**Your instructions:** Transcribe every line exactly. Leave the pictures behind.

**Records provided:**
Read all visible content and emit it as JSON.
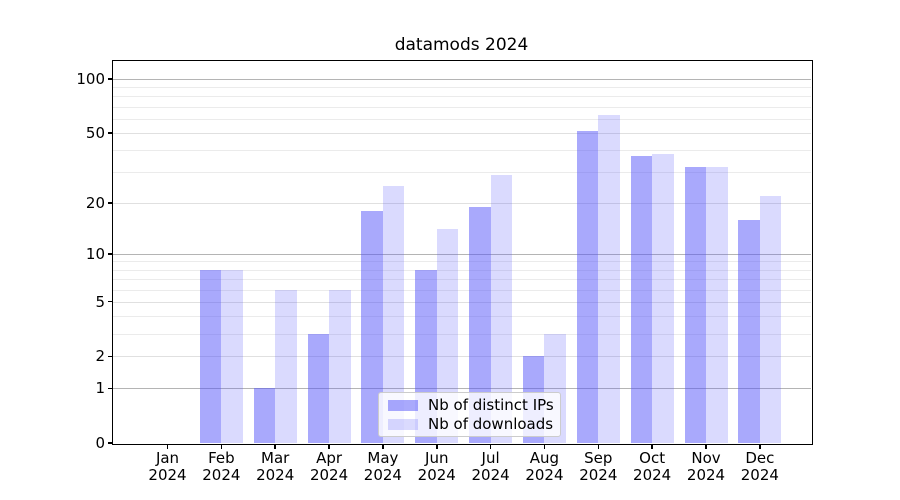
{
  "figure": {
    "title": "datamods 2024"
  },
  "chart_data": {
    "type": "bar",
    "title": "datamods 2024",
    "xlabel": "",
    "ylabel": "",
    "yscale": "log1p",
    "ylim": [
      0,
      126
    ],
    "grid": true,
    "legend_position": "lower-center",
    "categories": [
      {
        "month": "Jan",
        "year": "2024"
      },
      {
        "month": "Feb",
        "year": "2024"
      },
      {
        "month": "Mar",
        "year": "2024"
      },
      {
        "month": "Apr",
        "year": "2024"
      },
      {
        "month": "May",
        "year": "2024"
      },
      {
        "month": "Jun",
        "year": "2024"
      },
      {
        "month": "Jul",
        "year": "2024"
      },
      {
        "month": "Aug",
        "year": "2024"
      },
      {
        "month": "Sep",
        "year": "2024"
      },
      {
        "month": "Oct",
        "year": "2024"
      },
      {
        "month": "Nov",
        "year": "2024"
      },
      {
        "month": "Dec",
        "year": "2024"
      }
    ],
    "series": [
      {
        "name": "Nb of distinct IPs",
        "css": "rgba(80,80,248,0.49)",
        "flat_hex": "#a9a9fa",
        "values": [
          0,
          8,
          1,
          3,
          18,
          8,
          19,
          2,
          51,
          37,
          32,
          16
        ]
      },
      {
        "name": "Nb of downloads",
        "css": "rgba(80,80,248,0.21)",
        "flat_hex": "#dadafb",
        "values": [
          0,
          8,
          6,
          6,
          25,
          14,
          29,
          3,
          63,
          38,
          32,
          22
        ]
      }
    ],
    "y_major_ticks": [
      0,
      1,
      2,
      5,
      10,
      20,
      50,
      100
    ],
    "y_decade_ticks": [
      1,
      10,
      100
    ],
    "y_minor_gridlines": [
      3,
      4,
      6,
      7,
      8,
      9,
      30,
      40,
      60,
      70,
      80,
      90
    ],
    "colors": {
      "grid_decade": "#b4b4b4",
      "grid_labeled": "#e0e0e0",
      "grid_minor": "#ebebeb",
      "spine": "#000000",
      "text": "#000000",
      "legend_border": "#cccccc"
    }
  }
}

**Reply:**
Read all visible content and emit it as JSON.
{
  "figure": {
    "title": "datamods 2024"
  },
  "chart_data": {
    "type": "bar",
    "title": "datamods 2024",
    "xlabel": "",
    "ylabel": "",
    "yscale": "log1p",
    "ylim": [
      0,
      126
    ],
    "grid": true,
    "legend_position": "lower-center",
    "categories": [
      {
        "month": "Jan",
        "year": "2024"
      },
      {
        "month": "Feb",
        "year": "2024"
      },
      {
        "month": "Mar",
        "year": "2024"
      },
      {
        "month": "Apr",
        "year": "2024"
      },
      {
        "month": "May",
        "year": "2024"
      },
      {
        "month": "Jun",
        "year": "2024"
      },
      {
        "month": "Jul",
        "year": "2024"
      },
      {
        "month": "Aug",
        "year": "2024"
      },
      {
        "month": "Sep",
        "year": "2024"
      },
      {
        "month": "Oct",
        "year": "2024"
      },
      {
        "month": "Nov",
        "year": "2024"
      },
      {
        "month": "Dec",
        "year": "2024"
      }
    ],
    "series": [
      {
        "name": "Nb of distinct IPs",
        "css": "rgba(80,80,248,0.49)",
        "flat_hex": "#a9a9fa",
        "values": [
          0,
          8,
          1,
          3,
          18,
          8,
          19,
          2,
          51,
          37,
          32,
          16
        ]
      },
      {
        "name": "Nb of downloads",
        "css": "rgba(80,80,248,0.21)",
        "flat_hex": "#dadafb",
        "values": [
          0,
          8,
          6,
          6,
          25,
          14,
          29,
          3,
          63,
          38,
          32,
          22
        ]
      }
    ],
    "y_major_ticks": [
      0,
      1,
      2,
      5,
      10,
      20,
      50,
      100
    ],
    "y_decade_ticks": [
      1,
      10,
      100
    ],
    "y_minor_gridlines": [
      3,
      4,
      6,
      7,
      8,
      9,
      30,
      40,
      60,
      70,
      80,
      90
    ],
    "colors": {
      "grid_decade": "#b4b4b4",
      "grid_labeled": "#e0e0e0",
      "grid_minor": "#ebebeb",
      "spine": "#000000",
      "text": "#000000",
      "legend_border": "#cccccc"
    }
  }
}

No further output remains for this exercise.